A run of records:

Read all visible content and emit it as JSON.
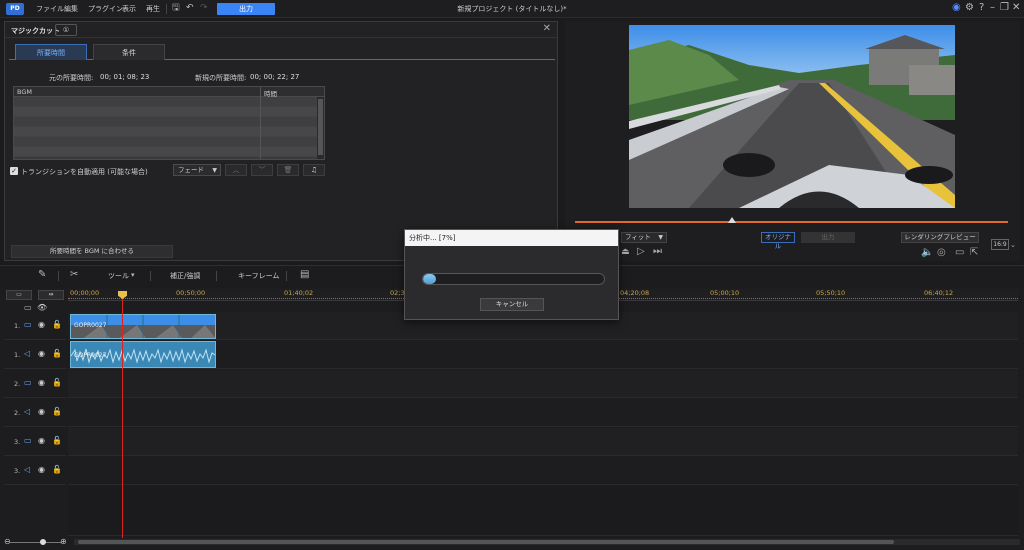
{
  "menubar": {
    "logo": "PD",
    "items": [
      "ファイル",
      "編集",
      "プラグイン",
      "表示",
      "再生"
    ],
    "output_label": "出力",
    "title": "新規プロジェクト (タイトルなし)*"
  },
  "magic_panel": {
    "title": "マジックカット",
    "info_tab": "①",
    "tabs": [
      "所要時間",
      "条件"
    ],
    "original_duration_label": "元の所要時間:",
    "original_duration_value": "00; 01; 08; 23",
    "new_duration_label": "新規の所要時間:",
    "new_duration_value": "00; 00; 22; 27",
    "table_headers": [
      "BGM",
      "時間"
    ],
    "auto_transition_label": "トランジションを自動適用 (可能な場合)",
    "fade_option": "フェード",
    "fit_bgm_button": "所要時間を BGM に合わせる"
  },
  "preview": {
    "fit_option": "フィット",
    "original_label": "オリジナル",
    "output_label": "出力",
    "render_preview_label": "レンダリングプレビュー",
    "aspect_ratio": "16:9"
  },
  "toolbar": {
    "tools_label": "ツール",
    "fix_enhance_label": "補正/強調",
    "keyframe_label": "キーフレーム"
  },
  "timeline": {
    "ruler_ticks": [
      "00;00;00",
      "00;50;00",
      "01;40;02",
      "02;3",
      "04;20;08",
      "05;00;10",
      "05;50;10",
      "06;40;12"
    ],
    "tracks": [
      {
        "num": "1.",
        "kind": "video"
      },
      {
        "num": "1.",
        "kind": "audio"
      },
      {
        "num": "2.",
        "kind": "video"
      },
      {
        "num": "2.",
        "kind": "audio"
      },
      {
        "num": "3.",
        "kind": "video"
      },
      {
        "num": "3.",
        "kind": "audio"
      }
    ],
    "clip_name": "GOPR0027"
  },
  "dialog": {
    "title": "分析中... [7%]",
    "progress": 0.07,
    "cancel_label": "キャンセル"
  }
}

WRITTEN TASK: Set the listing down in full and exactly. Pictures within it should not appear in the copy.

SOLVED PROBLEM:
Read all visible content and emit it as JSON.
{
  "menubar": {
    "logo": "PD",
    "items": [
      "ファイル",
      "編集",
      "プラグイン",
      "表示",
      "再生"
    ],
    "output_label": "出力",
    "title": "新規プロジェクト (タイトルなし)*"
  },
  "magic_panel": {
    "title": "マジックカット",
    "info_tab": "①",
    "tabs": [
      "所要時間",
      "条件"
    ],
    "original_duration_label": "元の所要時間:",
    "original_duration_value": "00; 01; 08; 23",
    "new_duration_label": "新規の所要時間:",
    "new_duration_value": "00; 00; 22; 27",
    "table_headers": [
      "BGM",
      "時間"
    ],
    "auto_transition_label": "トランジションを自動適用 (可能な場合)",
    "fade_option": "フェード",
    "fit_bgm_button": "所要時間を BGM に合わせる"
  },
  "preview": {
    "fit_option": "フィット",
    "original_label": "オリジナル",
    "output_label": "出力",
    "render_preview_label": "レンダリングプレビュー",
    "aspect_ratio": "16:9"
  },
  "toolbar": {
    "tools_label": "ツール",
    "fix_enhance_label": "補正/強調",
    "keyframe_label": "キーフレーム"
  },
  "timeline": {
    "ruler_ticks": [
      "00;00;00",
      "00;50;00",
      "01;40;02",
      "02;3",
      "04;20;08",
      "05;00;10",
      "05;50;10",
      "06;40;12"
    ],
    "tracks": [
      {
        "num": "1.",
        "kind": "video"
      },
      {
        "num": "1.",
        "kind": "audio"
      },
      {
        "num": "2.",
        "kind": "video"
      },
      {
        "num": "2.",
        "kind": "audio"
      },
      {
        "num": "3.",
        "kind": "video"
      },
      {
        "num": "3.",
        "kind": "audio"
      }
    ],
    "clip_name": "GOPR0027"
  },
  "dialog": {
    "title": "分析中... [7%]",
    "progress": 0.07,
    "cancel_label": "キャンセル"
  }
}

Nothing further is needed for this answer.